* Start Material for this exercise *
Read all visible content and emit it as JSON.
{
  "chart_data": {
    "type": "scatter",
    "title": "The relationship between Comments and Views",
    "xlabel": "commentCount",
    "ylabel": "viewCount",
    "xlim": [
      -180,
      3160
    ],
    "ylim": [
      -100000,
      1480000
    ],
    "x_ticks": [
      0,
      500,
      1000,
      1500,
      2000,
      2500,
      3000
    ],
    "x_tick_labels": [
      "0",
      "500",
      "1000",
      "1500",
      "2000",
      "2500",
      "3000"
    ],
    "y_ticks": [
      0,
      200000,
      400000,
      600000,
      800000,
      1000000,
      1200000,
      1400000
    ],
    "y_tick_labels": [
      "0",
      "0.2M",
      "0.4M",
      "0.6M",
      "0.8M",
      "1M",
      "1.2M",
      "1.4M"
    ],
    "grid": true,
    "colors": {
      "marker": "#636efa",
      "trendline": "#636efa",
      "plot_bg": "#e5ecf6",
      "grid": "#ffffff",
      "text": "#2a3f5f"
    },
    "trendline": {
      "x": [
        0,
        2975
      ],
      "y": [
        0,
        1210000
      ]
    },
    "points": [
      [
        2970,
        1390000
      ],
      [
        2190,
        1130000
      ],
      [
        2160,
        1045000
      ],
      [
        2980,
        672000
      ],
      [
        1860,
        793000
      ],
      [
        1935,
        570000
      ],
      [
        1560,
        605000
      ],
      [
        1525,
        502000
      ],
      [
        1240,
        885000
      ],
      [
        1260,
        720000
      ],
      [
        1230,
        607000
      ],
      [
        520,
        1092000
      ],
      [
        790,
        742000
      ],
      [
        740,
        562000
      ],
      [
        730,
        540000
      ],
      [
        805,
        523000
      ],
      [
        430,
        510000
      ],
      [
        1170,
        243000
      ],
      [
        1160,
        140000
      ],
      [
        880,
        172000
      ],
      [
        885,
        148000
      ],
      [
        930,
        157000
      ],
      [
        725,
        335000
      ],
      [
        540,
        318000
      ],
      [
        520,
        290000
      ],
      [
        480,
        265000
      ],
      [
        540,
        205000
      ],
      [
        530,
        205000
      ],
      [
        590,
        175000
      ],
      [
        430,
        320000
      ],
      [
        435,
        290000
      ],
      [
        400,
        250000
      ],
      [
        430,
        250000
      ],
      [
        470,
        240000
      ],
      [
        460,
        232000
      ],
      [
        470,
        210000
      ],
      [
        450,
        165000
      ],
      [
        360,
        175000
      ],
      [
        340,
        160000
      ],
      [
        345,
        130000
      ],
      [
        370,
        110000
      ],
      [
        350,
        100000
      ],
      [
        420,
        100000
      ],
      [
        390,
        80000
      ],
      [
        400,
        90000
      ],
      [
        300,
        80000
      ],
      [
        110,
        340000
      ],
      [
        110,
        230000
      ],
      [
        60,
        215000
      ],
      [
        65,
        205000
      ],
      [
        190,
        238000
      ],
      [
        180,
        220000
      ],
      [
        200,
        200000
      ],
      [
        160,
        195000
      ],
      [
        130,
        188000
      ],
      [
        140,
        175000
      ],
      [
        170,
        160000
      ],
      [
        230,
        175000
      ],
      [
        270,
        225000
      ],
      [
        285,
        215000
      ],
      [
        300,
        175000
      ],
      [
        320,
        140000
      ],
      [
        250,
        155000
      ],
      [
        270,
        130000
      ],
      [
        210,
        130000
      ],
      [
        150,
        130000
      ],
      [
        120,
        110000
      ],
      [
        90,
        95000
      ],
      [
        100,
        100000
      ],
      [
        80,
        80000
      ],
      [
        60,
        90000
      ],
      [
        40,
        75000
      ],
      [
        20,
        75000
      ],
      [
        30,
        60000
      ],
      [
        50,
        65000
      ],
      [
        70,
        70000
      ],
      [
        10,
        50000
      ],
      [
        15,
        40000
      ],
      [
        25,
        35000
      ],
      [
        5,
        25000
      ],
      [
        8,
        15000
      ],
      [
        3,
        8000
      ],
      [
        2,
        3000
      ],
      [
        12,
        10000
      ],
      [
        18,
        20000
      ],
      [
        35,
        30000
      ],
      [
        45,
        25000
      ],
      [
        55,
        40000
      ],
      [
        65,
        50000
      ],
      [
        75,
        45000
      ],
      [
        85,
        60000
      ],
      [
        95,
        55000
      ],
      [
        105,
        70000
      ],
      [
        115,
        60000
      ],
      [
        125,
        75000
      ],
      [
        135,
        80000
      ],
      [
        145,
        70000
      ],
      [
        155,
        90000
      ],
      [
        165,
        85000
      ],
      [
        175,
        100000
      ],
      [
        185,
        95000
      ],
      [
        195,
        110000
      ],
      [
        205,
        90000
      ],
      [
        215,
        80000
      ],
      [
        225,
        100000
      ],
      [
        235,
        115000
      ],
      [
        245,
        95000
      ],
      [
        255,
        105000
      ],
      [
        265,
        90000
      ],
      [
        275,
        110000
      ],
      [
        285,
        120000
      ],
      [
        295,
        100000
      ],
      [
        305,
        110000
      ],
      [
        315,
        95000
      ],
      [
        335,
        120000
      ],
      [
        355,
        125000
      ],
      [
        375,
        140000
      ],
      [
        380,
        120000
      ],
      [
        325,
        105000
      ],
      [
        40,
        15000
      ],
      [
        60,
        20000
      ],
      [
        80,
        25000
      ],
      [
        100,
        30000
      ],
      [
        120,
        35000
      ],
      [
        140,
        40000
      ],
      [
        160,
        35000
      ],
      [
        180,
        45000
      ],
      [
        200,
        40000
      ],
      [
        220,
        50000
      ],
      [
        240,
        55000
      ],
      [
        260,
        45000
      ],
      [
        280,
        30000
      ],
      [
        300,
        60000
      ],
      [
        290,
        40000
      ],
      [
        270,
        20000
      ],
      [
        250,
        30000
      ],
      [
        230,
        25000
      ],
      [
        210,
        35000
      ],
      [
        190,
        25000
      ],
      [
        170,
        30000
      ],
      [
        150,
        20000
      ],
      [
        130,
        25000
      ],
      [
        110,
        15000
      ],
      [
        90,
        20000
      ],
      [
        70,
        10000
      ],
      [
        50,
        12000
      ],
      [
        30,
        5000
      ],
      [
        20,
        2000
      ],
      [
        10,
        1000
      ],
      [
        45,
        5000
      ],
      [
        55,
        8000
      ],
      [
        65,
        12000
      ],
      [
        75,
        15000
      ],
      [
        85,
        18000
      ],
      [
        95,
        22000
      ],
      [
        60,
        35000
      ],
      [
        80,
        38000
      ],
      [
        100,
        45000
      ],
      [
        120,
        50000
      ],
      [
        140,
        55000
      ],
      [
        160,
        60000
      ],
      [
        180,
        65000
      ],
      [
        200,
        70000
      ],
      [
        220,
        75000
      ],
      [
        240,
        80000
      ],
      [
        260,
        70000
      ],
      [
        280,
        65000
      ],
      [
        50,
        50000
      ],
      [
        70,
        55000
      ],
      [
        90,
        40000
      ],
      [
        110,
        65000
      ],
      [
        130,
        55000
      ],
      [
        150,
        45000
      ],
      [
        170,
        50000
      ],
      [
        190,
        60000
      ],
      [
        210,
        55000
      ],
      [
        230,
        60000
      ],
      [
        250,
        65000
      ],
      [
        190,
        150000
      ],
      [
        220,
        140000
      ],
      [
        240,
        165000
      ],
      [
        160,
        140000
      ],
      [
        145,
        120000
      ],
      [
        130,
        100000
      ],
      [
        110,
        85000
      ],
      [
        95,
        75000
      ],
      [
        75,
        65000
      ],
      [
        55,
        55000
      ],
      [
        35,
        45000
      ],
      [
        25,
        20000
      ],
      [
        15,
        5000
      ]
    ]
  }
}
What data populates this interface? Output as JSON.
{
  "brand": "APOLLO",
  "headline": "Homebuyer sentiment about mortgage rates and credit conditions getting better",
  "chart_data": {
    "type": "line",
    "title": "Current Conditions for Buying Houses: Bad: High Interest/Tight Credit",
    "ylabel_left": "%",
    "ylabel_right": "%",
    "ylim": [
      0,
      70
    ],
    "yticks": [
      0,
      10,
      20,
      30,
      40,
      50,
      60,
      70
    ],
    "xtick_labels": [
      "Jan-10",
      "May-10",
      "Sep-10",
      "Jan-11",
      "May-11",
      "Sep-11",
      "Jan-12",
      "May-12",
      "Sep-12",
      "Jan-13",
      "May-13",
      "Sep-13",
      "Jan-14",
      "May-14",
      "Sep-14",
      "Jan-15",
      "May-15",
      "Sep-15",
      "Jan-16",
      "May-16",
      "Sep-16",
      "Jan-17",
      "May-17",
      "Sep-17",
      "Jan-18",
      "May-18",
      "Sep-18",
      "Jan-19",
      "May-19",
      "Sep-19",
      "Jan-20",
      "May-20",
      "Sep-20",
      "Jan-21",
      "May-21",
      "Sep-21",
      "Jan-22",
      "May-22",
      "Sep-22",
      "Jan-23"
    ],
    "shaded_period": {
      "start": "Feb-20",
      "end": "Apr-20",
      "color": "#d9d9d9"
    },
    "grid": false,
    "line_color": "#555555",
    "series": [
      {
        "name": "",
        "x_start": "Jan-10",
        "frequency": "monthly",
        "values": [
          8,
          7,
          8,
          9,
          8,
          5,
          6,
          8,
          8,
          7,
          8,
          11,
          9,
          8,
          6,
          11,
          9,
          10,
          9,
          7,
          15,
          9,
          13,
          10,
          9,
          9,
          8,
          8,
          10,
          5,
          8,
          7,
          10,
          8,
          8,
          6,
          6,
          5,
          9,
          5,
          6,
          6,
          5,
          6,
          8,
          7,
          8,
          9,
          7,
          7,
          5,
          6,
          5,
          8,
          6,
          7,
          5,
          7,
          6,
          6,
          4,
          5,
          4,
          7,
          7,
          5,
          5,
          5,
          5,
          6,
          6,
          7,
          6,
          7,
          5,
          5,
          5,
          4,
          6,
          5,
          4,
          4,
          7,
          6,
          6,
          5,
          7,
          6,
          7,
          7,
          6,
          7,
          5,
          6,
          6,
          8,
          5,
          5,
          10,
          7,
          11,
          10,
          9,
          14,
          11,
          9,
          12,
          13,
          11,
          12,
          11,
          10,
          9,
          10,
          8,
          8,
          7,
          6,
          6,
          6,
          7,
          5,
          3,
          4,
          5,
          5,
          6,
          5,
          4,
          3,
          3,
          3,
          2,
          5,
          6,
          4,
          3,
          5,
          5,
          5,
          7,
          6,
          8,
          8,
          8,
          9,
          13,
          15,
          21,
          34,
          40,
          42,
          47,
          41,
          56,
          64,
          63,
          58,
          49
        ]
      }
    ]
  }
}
* End Material for this exercise *
_Set exercise_.
Tally up the lines in the records containing the word "JSON", then give the count and nothing else.

_Answer to this task_.
2